### Directive
Each line of the material below that holds the word "binding" needs to be copied.

### Task input

──────────

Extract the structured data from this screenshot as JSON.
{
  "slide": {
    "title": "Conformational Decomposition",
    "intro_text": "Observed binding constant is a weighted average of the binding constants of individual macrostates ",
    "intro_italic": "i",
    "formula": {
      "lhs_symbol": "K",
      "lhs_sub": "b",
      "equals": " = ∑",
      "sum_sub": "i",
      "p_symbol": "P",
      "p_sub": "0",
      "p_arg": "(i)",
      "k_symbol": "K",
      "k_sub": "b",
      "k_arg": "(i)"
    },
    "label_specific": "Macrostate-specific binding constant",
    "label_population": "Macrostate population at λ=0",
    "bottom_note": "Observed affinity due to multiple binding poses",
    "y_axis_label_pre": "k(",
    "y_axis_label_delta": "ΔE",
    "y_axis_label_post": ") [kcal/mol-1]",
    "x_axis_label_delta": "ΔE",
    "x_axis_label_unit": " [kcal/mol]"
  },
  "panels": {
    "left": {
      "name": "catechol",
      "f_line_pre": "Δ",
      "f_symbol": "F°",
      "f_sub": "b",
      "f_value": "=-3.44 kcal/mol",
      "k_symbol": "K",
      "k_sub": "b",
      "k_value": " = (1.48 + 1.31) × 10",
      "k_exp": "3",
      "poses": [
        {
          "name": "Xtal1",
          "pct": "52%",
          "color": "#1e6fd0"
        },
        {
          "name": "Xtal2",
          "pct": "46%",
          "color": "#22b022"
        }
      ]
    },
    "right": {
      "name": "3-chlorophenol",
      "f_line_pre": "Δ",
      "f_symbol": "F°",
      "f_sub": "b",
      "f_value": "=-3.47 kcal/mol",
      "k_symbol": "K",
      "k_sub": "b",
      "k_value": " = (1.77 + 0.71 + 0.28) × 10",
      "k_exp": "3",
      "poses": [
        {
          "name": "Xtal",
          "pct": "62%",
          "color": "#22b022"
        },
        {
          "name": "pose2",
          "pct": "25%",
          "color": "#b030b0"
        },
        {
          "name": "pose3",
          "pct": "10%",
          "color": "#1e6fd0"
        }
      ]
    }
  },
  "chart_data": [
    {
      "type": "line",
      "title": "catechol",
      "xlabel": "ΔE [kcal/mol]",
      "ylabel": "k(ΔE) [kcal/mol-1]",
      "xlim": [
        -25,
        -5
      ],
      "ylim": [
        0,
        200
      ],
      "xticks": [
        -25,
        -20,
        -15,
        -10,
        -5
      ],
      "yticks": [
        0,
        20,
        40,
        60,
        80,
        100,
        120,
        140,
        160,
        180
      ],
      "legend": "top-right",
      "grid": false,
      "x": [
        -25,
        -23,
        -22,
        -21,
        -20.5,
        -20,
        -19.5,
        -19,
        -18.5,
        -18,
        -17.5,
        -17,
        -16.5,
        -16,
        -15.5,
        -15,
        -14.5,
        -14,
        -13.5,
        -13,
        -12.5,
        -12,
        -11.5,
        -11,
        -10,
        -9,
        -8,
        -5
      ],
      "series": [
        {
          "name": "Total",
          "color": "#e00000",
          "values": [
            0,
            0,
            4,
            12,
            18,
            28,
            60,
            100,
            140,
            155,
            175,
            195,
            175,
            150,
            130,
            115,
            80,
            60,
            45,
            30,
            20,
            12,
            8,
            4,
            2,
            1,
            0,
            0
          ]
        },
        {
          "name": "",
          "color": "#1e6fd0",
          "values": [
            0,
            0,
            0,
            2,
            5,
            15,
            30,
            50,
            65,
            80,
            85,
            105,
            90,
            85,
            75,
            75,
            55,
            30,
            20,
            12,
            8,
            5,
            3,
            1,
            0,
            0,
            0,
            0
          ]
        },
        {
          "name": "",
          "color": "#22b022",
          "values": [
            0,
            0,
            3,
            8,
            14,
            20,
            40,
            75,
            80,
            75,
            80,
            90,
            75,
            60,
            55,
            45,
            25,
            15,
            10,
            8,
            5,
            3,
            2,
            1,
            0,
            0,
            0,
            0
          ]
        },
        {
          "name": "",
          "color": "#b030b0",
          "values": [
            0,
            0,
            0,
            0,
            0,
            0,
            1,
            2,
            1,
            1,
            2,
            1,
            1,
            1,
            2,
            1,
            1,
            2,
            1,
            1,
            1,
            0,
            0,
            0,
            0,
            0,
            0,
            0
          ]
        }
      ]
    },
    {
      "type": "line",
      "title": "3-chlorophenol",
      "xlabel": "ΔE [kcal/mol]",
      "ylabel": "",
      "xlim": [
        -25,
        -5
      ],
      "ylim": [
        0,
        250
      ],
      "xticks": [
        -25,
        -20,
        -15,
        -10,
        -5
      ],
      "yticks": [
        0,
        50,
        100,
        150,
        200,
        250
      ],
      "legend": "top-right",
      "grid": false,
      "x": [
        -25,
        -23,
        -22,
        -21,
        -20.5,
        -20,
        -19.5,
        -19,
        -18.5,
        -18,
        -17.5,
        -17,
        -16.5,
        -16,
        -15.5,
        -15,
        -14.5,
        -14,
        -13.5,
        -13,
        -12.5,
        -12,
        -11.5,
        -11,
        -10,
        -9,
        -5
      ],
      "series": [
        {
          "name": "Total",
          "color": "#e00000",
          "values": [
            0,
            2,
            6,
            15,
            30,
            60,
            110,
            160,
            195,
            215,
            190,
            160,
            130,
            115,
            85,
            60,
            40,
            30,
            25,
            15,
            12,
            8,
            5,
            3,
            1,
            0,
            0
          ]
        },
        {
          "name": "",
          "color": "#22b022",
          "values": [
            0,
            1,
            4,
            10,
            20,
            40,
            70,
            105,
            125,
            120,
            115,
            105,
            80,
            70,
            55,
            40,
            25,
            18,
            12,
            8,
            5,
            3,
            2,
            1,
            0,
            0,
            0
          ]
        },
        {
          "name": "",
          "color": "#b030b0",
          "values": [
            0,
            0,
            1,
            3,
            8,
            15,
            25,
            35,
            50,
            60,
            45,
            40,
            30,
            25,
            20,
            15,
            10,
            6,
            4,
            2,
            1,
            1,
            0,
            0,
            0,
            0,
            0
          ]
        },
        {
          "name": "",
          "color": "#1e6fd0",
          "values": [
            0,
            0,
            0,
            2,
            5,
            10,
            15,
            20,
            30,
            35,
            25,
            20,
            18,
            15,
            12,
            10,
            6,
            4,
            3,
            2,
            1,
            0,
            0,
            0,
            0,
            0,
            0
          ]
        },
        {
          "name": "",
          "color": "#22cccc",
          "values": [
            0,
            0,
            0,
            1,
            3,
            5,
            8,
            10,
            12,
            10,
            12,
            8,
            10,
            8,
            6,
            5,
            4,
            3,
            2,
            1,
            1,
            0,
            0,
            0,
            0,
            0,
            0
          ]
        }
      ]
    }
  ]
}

──────────

### Written solution
    "intro_text": "Observed binding constant is a weighted average of the binding constants of individual macrostates ",
    "label_specific": "Macrostate-specific binding constant",
    "bottom_note": "Observed affinity due to multiple binding poses",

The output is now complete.